Work required. Extend the bug tracker comment on cutting off recent dates from CSV files, continuing after its final sentence.

Text provided.
[start]

[metrics-bugs] #25196 [Metrics/Statistics]: Cut off recent dates from several CSV files (was: Cut off recent dates from hidserv.csv)

Tor Bug Tracker & Wiki blackhole at torproject.org
Wed Mar 7 08:38:16 UTC 2018


#25196: Cut off recent dates from several CSV files
--------------------------------+------------------------------
 Reporter:  karsten             |          Owner:  karsten
     Type:  defect              |         Status:  needs_review
 Priority:  Medium              |      Milestone:
Component:  Metrics/Statistics  |        Version:
 Severity:  Normal              |     Resolution:
 Keywords:                      |  Actual Points:
Parent ID:                      |         Points:
 Reviewer:  iwakeh              |        Sponsor:
--------------------------------+------------------------------
Changes (by karsten):

 * status:  needs_revision => needs_review


Comment:

 I set up a local metrics-web instance and modified it to run once per hour
 and not cut off any dates at all. I'm
 [https://trac.torproject.org/projects/tor/attachment/ticket/25196/cut-off-
 recent-dates-2018-03-06.pdf attaching a PDF file] showing how statistics
 for given dates (colors) change (y axis) over the UTC day of March 6 (x
 axis). If a colored line changes much over the day, we cannot reasonable
 include it yet and need to cut off that date. There's a trade-off of
 holding back a statistic that is still changing too much vs. delaying a
 statistic more than necessary and not being able to act on the data.

[end]

Dataset content.

[start]

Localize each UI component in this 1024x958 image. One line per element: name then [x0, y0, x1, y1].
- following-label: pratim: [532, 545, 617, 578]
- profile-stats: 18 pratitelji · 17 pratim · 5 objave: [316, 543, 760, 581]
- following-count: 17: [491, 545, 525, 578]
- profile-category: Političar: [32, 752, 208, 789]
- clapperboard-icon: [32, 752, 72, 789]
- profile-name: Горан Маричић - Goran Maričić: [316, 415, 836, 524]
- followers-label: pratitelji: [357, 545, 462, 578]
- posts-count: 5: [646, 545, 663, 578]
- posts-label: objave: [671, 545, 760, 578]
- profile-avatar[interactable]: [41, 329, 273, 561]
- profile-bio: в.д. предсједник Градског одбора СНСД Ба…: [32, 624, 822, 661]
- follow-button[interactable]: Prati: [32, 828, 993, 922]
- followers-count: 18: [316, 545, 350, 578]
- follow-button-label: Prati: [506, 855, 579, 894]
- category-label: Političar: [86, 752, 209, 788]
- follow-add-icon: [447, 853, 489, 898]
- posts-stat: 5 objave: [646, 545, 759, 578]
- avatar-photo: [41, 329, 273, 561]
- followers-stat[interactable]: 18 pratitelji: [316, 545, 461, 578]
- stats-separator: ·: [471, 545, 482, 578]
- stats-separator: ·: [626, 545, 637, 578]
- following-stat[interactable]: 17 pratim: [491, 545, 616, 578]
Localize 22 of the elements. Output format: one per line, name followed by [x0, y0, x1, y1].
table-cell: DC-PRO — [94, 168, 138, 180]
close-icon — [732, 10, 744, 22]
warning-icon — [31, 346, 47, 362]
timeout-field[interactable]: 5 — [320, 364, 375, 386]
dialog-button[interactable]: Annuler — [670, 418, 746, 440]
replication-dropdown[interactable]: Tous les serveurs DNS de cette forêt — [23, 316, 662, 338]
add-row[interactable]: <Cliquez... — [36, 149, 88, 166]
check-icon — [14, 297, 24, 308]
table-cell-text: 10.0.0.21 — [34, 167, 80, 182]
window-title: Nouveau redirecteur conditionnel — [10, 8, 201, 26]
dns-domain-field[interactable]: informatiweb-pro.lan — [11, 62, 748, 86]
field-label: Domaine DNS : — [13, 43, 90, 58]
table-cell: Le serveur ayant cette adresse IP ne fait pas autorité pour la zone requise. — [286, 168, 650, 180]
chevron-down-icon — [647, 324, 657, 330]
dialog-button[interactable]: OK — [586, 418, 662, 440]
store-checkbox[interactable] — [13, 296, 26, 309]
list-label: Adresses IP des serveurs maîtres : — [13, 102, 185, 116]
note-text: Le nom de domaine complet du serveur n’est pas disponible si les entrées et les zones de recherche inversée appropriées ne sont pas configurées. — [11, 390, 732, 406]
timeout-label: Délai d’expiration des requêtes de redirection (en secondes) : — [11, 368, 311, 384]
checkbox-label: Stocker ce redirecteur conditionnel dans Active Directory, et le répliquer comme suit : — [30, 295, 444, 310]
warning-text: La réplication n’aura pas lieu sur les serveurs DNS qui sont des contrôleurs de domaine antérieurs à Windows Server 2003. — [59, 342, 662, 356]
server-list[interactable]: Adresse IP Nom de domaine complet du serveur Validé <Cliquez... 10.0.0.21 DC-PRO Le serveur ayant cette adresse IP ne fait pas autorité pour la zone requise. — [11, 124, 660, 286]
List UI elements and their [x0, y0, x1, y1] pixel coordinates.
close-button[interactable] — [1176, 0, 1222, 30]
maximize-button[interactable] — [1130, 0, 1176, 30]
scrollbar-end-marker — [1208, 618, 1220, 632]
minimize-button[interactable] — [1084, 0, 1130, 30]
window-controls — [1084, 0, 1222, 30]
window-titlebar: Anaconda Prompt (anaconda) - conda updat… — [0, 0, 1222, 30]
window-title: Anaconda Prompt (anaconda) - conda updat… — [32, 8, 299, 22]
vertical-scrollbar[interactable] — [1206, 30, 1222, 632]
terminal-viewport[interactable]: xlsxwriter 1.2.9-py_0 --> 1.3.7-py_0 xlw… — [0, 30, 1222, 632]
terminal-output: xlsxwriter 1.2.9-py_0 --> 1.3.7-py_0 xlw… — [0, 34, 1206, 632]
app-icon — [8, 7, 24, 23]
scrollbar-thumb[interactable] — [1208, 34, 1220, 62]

[end]

Result.
 Here's what I think we should do for all current statistics files:
  - `servers.csv`: We currently cut off 2 days (today = 2018-03-06 and the
 day before = 2018-03-05), but it would be sufficient to cut off just 1 day
 (today). The reason is that this file is based on consensuses and
 referenced server descriptors, all of which are typically available at the
 end of a day.
  - `ipv6servers.csv`: Same as `servers.csv`, except that we don't cut off
 anything yet, though I think we should, following the same rationale as
 above.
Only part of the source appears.